§ What is needed:
Render every entry exactly as it appears.

— start —

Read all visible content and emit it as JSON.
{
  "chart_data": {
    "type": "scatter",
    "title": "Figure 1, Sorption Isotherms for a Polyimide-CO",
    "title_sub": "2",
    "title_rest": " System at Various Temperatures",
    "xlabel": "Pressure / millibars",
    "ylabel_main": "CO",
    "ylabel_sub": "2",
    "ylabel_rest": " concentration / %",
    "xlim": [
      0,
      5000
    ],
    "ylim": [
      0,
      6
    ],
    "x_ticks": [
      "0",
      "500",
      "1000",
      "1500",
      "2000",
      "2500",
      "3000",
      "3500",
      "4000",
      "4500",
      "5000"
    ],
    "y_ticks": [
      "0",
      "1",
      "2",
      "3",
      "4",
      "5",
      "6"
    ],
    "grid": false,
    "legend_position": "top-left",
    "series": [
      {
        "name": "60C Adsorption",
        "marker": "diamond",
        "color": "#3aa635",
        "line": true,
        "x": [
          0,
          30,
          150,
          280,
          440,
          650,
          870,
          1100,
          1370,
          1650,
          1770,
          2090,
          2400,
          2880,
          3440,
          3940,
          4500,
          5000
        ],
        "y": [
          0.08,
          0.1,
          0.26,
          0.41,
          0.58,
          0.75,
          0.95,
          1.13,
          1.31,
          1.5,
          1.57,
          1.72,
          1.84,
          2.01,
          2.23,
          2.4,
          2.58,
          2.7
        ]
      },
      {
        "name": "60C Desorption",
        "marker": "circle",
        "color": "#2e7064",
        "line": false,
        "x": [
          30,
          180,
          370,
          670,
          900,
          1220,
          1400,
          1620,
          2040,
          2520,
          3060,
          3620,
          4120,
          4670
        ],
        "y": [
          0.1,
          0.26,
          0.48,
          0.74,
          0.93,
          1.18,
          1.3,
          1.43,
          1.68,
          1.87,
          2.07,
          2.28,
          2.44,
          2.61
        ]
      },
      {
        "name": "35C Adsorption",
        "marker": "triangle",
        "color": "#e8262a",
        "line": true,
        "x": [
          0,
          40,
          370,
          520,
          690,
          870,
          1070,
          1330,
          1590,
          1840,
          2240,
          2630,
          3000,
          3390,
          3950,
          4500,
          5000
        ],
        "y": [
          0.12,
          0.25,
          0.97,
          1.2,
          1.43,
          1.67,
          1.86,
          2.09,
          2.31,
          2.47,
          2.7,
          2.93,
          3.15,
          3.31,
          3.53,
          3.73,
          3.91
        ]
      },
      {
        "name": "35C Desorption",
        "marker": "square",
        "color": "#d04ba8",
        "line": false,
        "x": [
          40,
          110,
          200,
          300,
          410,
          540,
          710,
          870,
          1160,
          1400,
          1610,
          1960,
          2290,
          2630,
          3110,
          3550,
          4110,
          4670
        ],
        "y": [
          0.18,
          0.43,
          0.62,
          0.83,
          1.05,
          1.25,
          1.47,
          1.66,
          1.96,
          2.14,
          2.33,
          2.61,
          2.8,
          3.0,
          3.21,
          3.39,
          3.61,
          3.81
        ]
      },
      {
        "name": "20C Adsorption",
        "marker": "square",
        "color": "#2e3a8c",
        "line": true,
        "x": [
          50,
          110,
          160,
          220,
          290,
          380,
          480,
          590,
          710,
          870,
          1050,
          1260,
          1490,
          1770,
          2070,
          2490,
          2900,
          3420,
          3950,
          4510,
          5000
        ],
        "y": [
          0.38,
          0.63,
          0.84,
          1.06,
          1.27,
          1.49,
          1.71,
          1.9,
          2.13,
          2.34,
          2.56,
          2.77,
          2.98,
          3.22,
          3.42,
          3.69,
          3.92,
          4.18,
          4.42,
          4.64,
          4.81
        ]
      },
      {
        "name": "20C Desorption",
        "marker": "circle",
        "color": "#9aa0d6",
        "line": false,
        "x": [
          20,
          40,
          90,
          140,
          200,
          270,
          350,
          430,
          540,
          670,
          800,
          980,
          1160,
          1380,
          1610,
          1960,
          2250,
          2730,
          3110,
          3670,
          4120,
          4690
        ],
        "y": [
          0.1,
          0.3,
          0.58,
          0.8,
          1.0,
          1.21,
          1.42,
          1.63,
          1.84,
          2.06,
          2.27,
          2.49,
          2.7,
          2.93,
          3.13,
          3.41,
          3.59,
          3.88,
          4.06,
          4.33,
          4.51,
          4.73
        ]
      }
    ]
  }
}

— end —

§ Final result:
Read all visible content and emit it as JSON.
{
  "chart_data": {
    "type": "scatter",
    "title": "Figure 1, Sorption Isotherms for a Polyimide-CO",
    "title_sub": "2",
    "title_rest": " System at Various Temperatures",
    "xlabel": "Pressure / millibars",
    "ylabel_main": "CO",
    "ylabel_sub": "2",
    "ylabel_rest": " concentration / %",
    "xlim": [
      0,
      5000
    ],
    "ylim": [
      0,
      6
    ],
    "x_ticks": [
      "0",
      "500",
      "1000",
      "1500",
      "2000",
      "2500",
      "3000",
      "3500",
      "4000",
      "4500",
      "5000"
    ],
    "y_ticks": [
      "0",
      "1",
      "2",
      "3",
      "4",
      "5",
      "6"
    ],
    "grid": false,
    "legend_position": "top-left",
    "series": [
      {
        "name": "60C Adsorption",
        "marker": "diamond",
        "color": "#3aa635",
        "line": true,
        "x": [
          0,
          30,
          150,
          280,
          440,
          650,
          870,
          1100,
          1370,
          1650,
          1770,
          2090,
          2400,
          2880,
          3440,
          3940,
          4500,
          5000
        ],
        "y": [
          0.08,
          0.1,
          0.26,
          0.41,
          0.58,
          0.75,
          0.95,
          1.13,
          1.31,
          1.5,
          1.57,
          1.72,
          1.84,
          2.01,
          2.23,
          2.4,
          2.58,
          2.7
        ]
      },
      {
        "name": "60C Desorption",
        "marker": "circle",
        "color": "#2e7064",
        "line": false,
        "x": [
          30,
          180,
          370,
          670,
          900,
          1220,
          1400,
          1620,
          2040,
          2520,
          3060,
          3620,
          4120,
          4670
        ],
        "y": [
          0.1,
          0.26,
          0.48,
          0.74,
          0.93,
          1.18,
          1.3,
          1.43,
          1.68,
          1.87,
          2.07,
          2.28,
          2.44,
          2.61
        ]
      },
      {
        "name": "35C Adsorption",
        "marker": "triangle",
        "color": "#e8262a",
        "line": true,
        "x": [
          0,
          40,
          370,
          520,
          690,
          870,
          1070,
          1330,
          1590,
          1840,
          2240,
          2630,
          3000,
          3390,
          3950,
          4500,
          5000
        ],
        "y": [
          0.12,
          0.25,
          0.97,
          1.2,
          1.43,
          1.67,
          1.86,
          2.09,
          2.31,
          2.47,
          2.7,
          2.93,
          3.15,
          3.31,
          3.53,
          3.73,
          3.91
        ]
      },
      {
        "name": "35C Desorption",
        "marker": "square",
        "color": "#d04ba8",
        "line": false,
        "x": [
          40,
          110,
          200,
          300,
          410,
          540,
          710,
          870,
          1160,
          1400,
          1610,
          1960,
          2290,
          2630,
          3110,
          3550,
          4110,
          4670
        ],
        "y": [
          0.18,
          0.43,
          0.62,
          0.83,
          1.05,
          1.25,
          1.47,
          1.66,
          1.96,
          2.14,
          2.33,
          2.61,
          2.8,
          3.0,
          3.21,
          3.39,
          3.61,
          3.81
        ]
      },
      {
        "name": "20C Adsorption",
        "marker": "square",
        "color": "#2e3a8c",
        "line": true,
        "x": [
          50,
          110,
          160,
          220,
          290,
          380,
          480,
          590,
          710,
          870,
          1050,
          1260,
          1490,
          1770,
          2070,
          2490,
          2900,
          3420,
          3950,
          4510,
          5000
        ],
        "y": [
          0.38,
          0.63,
          0.84,
          1.06,
          1.27,
          1.49,
          1.71,
          1.9,
          2.13,
          2.34,
          2.56,
          2.77,
          2.98,
          3.22,
          3.42,
          3.69,
          3.92,
          4.18,
          4.42,
          4.64,
          4.81
        ]
      },
      {
        "name": "20C Desorption",
        "marker": "circle",
        "color": "#9aa0d6",
        "line": false,
        "x": [
          20,
          40,
          90,
          140,
          200,
          270,
          350,
          430,
          540,
          670,
          800,
          980,
          1160,
          1380,
          1610,
          1960,
          2250,
          2730,
          3110,
          3670,
          4120,
          4690
        ],
        "y": [
          0.1,
          0.3,
          0.58,
          0.8,
          1.0,
          1.21,
          1.42,
          1.63,
          1.84,
          2.06,
          2.27,
          2.49,
          2.7,
          2.93,
          3.13,
          3.41,
          3.59,
          3.88,
          4.06,
          4.33,
          4.51,
          4.73
        ]
      }
    ]
  }
}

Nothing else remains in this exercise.